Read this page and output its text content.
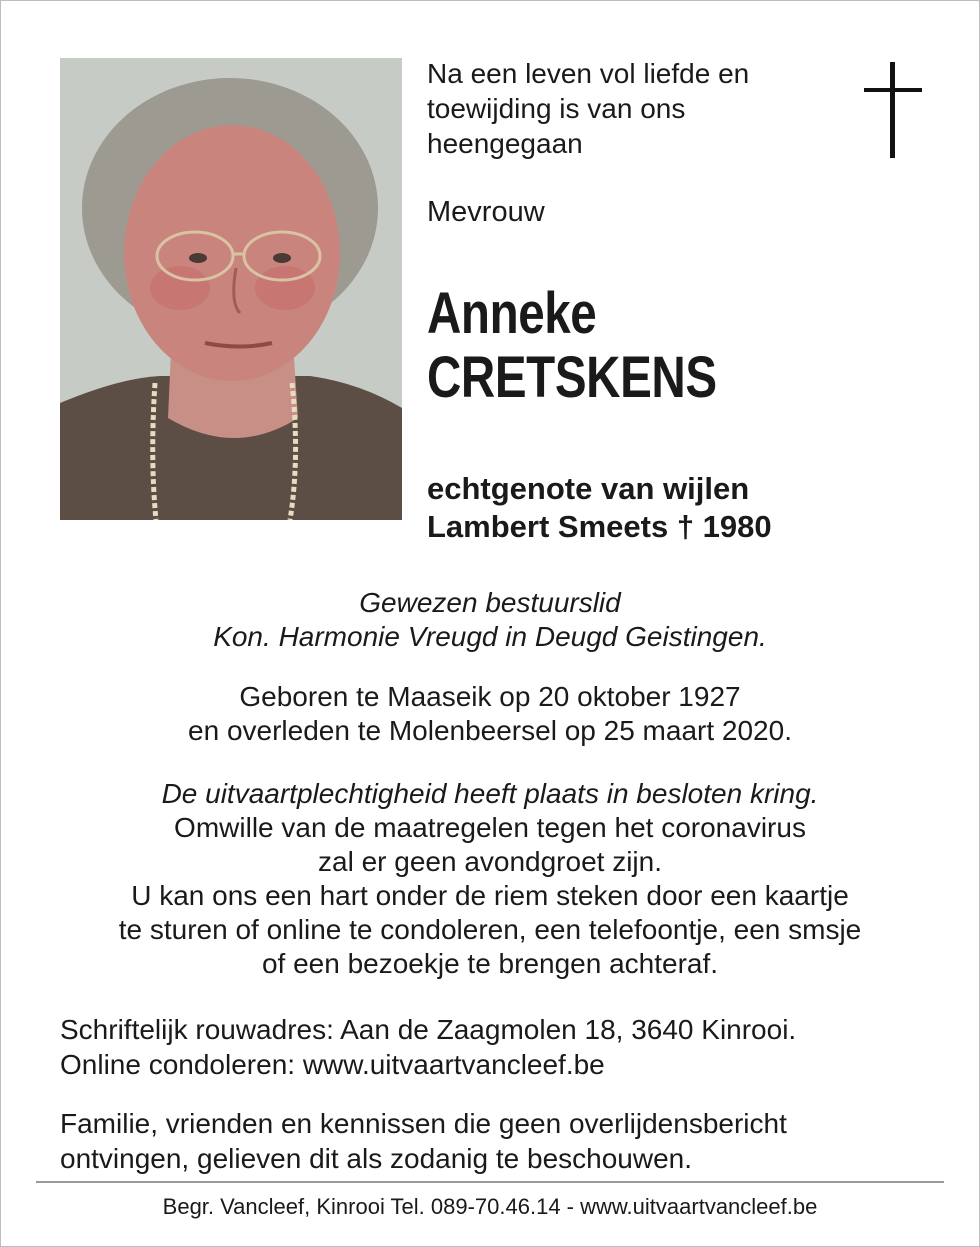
Na een leven vol liefde en
toewijding is van ons
heengegaan
Mevrouw
Anneke
CRETSKENS
echtgenote van wijlen
Lambert Smeets † 1980
Gewezen bestuurslid
Kon. Harmonie Vreugd in Deugd Geistingen.
Geboren te Maaseik op 20 oktober 1927
en overleden te Molenbeersel op 25 maart 2020.
De uitvaartplechtigheid heeft plaats in besloten kring.
Omwille van de maatregelen tegen het coronavirus
zal er geen avondgroet zijn.
U kan ons een hart onder de riem steken door een kaartje
te sturen of online te condoleren, een telefoontje, een smsje
of een bezoekje te brengen achteraf.
Schriftelijk rouwadres: Aan de Zaagmolen 18, 3640 Kinrooi.
Online condoleren: www.uitvaartvancleef.be
Familie, vrienden en kennissen die geen overlijdensbericht
ontvingen, gelieven dit als zodanig te beschouwen.
Begr. Vancleef, Kinrooi Tel. 089-70.46.14 - www.uitvaartvancleef.be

━━━━━━━━━━━━━━━━━━━━

#### [What you should do]
Give every record back exactly as it reads, with no images.

#### [Answer to this exercise]
Read this page and output its text content.
Na een leven vol liefde en
toewijding is van ons
heengegaan
Mevrouw
Anneke
CRETSKENS
echtgenote van wijlen
Lambert Smeets † 1980
Gewezen bestuurslid
Kon. Harmonie Vreugd in Deugd Geistingen.
Geboren te Maaseik op 20 oktober 1927
en overleden te Molenbeersel op 25 maart 2020.
De uitvaartplechtigheid heeft plaats in besloten kring.
Omwille van de maatregelen tegen het coronavirus
zal er geen avondgroet zijn.
U kan ons een hart onder de riem steken door een kaartje
te sturen of online te condoleren, een telefoontje, een smsje
of een bezoekje te brengen achteraf.
Schriftelijk rouwadres: Aan de Zaagmolen 18, 3640 Kinrooi.
Online condoleren: www.uitvaartvancleef.be
Familie, vrienden en kennissen die geen overlijdensbericht
ontvingen, gelieven dit als zodanig te beschouwen.
Begr. Vancleef, Kinrooi Tel. 089-70.46.14 - www.uitvaartvancleef.be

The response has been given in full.